CHALLENGE 1:
Answer these from the commit text:
(a) Which method call, with which argument, is named as producing wrong query results when the query contains code comments?
(b) How does the connector treat end-of-line comments?
(c) What does the patch do with comments?

BUG#35710145: Bad MySQLCursor.statement and result when query text contains code comments

oscpache · oscpache · commit c798c5c28b7d · 2023-11-15T13:19:14.000-06:00
Wrong query results provided by the connector, when
the query contains code comments while using
`cursor.execute(query, multi=True)`. The regex expression
that splits a multi-statement query produces as many
statements as semicolon-separated operations are found in the query.

End-of-line (EOL) comments are treated as if they were
normal statements by the connector but that leads to
inconsistencies when reading results from the server
and trying to map each result to a statement since it's
assumed every statement will produce a result, but isn't
always the case - e.g. for comments.

With this patch, comments are simply ignored to guarantee
results and executed statements are matched correctly.

Change-Id: I728222d626bb562d23066e38924e8007faff5bc1
diff --git a/CHANGES.txt b/CHANGES.txt
@@ -17,6 +17,7 @@ v8.3.0
 - WL#15942: Improve type hints and standardize byte type handling
 - WL#15523: Support Python DB API asynchronous execution
 - BUG#35912790: Binary strings are converted when using prepared statements
+- BUG#35710145: Bad MySQLCursor.statement and result when query text contains code comments
 
 v8.2.0
 ======
diff --git a/lib/mysql/connector/aio/cursor.py b/lib/mysql/connector/aio/cursor.py
@@ -62,7 +62,8 @@
     RE_SQL_ON_DUPLICATE,
     RE_SQL_PYTHON_CAPTURE_PARAM_NAME,
     RE_SQL_PYTHON_REPLACE_PARAM,
-    RE_SQL_SPLIT_STMTS,
+    is_eol_comment,
+    parse_multi_statement_query,
 )

RECORDS FOR THIS TASK:
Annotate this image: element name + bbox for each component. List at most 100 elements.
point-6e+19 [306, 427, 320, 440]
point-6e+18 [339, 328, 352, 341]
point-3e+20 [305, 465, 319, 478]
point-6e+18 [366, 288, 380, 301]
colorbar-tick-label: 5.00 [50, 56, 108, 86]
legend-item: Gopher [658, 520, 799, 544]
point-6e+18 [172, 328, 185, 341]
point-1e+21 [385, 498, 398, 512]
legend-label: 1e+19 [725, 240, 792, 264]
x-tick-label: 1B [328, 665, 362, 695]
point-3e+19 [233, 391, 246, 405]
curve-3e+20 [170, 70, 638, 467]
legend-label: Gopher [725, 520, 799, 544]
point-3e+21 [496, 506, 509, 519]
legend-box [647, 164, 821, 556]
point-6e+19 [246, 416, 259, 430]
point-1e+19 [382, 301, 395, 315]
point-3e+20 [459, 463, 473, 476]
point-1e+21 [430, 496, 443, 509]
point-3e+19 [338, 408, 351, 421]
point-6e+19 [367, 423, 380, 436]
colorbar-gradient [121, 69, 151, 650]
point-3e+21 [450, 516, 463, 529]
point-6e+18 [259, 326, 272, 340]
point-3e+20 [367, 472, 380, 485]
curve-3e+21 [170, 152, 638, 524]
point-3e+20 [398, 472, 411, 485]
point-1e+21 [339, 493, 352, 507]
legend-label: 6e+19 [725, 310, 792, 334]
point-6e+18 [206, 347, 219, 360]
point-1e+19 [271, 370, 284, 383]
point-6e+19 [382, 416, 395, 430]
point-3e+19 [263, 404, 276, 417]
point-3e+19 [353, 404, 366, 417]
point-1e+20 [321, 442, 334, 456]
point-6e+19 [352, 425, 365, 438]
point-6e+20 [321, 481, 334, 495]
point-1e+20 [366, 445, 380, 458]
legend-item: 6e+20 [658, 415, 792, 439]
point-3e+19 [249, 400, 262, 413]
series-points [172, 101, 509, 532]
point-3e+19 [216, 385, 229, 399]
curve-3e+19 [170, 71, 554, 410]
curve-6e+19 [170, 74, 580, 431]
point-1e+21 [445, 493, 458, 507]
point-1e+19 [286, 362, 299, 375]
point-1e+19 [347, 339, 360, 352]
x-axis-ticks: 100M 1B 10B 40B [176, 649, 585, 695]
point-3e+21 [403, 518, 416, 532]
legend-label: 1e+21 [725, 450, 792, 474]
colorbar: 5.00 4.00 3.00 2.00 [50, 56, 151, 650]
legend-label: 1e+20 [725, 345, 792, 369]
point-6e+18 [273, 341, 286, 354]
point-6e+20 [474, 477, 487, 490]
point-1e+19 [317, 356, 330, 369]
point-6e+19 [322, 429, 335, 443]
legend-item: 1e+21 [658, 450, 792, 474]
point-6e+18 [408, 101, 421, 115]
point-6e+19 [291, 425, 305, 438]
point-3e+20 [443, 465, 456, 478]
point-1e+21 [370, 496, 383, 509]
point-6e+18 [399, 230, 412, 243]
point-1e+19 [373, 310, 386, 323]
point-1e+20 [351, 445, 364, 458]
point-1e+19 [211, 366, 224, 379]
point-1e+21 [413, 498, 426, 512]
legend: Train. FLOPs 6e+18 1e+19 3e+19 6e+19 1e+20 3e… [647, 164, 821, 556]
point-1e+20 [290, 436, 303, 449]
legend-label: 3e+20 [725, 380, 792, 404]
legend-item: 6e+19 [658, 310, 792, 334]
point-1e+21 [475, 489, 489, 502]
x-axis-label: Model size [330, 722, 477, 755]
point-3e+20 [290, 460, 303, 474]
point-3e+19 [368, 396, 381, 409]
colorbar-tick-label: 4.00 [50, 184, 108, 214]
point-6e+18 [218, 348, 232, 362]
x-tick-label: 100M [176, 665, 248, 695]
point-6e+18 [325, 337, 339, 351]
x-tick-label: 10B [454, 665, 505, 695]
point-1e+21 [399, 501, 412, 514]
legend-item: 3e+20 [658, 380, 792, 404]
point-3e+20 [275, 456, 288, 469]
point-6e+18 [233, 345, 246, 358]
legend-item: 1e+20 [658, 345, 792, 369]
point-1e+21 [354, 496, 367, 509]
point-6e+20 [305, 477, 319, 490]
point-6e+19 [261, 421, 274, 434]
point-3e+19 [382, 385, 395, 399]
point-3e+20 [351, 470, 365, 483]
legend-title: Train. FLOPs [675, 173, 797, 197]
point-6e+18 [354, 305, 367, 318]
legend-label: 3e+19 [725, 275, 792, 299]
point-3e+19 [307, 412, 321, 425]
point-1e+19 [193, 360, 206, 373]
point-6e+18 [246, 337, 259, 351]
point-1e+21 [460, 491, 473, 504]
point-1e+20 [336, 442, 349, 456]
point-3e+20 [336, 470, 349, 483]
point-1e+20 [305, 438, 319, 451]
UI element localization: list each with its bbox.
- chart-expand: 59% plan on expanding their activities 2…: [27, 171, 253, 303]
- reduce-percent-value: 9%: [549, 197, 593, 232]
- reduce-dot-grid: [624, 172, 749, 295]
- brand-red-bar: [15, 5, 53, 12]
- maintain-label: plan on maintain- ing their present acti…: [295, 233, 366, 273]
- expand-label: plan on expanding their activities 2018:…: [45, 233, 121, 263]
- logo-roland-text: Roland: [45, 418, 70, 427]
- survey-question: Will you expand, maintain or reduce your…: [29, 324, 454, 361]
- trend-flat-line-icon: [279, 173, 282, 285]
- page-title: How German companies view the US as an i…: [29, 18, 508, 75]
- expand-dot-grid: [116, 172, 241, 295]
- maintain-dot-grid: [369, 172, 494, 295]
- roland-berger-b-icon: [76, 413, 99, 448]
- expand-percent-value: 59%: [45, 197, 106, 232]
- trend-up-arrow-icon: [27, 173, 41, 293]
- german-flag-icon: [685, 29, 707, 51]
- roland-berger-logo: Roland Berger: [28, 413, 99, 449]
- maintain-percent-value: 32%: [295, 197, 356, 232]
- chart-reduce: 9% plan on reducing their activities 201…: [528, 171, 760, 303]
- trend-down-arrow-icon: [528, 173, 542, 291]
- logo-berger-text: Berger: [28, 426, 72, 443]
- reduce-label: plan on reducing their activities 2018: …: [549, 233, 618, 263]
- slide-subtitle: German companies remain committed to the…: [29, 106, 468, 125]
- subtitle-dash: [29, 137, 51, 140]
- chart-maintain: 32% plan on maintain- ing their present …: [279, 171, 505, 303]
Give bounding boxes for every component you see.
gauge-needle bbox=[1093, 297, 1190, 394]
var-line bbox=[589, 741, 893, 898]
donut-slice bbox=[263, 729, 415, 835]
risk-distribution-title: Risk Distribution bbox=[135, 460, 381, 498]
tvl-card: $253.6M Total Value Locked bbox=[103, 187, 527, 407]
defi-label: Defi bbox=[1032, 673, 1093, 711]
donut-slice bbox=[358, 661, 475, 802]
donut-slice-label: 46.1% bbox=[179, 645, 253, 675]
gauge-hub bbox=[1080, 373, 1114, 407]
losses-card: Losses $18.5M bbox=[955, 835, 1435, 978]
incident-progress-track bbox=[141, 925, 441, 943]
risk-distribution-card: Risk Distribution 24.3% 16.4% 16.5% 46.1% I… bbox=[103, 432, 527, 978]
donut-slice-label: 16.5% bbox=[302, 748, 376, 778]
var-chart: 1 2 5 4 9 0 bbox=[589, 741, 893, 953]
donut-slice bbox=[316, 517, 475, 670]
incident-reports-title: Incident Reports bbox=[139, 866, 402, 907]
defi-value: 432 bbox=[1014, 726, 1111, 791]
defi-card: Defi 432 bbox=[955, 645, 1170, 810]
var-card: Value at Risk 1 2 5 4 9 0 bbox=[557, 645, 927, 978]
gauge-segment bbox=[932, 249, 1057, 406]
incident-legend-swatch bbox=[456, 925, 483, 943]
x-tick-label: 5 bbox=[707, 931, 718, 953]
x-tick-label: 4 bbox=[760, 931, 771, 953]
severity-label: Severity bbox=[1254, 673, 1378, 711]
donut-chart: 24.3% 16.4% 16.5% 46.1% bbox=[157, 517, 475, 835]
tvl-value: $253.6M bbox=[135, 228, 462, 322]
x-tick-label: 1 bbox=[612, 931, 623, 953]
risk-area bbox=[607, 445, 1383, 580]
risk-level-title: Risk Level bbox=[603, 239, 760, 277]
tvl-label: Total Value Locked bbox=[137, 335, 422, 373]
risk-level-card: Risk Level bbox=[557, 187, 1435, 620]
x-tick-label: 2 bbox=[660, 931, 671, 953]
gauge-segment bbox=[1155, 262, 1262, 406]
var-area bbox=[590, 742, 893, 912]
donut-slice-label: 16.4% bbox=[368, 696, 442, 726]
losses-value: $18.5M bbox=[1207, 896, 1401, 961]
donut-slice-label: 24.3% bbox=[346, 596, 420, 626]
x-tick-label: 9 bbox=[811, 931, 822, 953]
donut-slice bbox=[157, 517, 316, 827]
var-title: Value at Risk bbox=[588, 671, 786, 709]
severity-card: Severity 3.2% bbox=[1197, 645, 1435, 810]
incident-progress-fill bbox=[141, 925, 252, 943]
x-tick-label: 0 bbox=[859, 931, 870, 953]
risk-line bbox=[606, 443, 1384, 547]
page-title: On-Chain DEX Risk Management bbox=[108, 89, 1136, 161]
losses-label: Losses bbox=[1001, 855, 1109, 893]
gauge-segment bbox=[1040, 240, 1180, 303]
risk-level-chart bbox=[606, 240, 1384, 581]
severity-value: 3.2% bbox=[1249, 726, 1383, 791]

CHALLENGE 2:
Switch "colorbar-tick-label" to "colorbar-label" in the records, from their first line through the line containing "curve-3e+20 [170, 70, 638, 467]". Reproduce only those lines, with nothing else altered.

COMPLETE RESPONSE 1:
(a) `cursor.execute(query, multi=True)`
(b) It treats them as if they were normal statements.
(c) It ignores them, so that results and executed statements are matched correctly.

COMPLETE RESPONSE 2:
Annotate this image: element name + bbox for each component. List at most 100 elements.
point-6e+19 [306, 427, 320, 440]
point-6e+18 [339, 328, 352, 341]
point-3e+20 [305, 465, 319, 478]
point-6e+18 [366, 288, 380, 301]
colorbar-label: 5.00 [50, 56, 108, 86]
legend-item: Gopher [658, 520, 799, 544]
point-6e+18 [172, 328, 185, 341]
point-1e+21 [385, 498, 398, 512]
legend-label: 1e+19 [725, 240, 792, 264]
x-tick-label: 1B [328, 665, 362, 695]
point-3e+19 [233, 391, 246, 405]
curve-3e+20 [170, 70, 638, 467]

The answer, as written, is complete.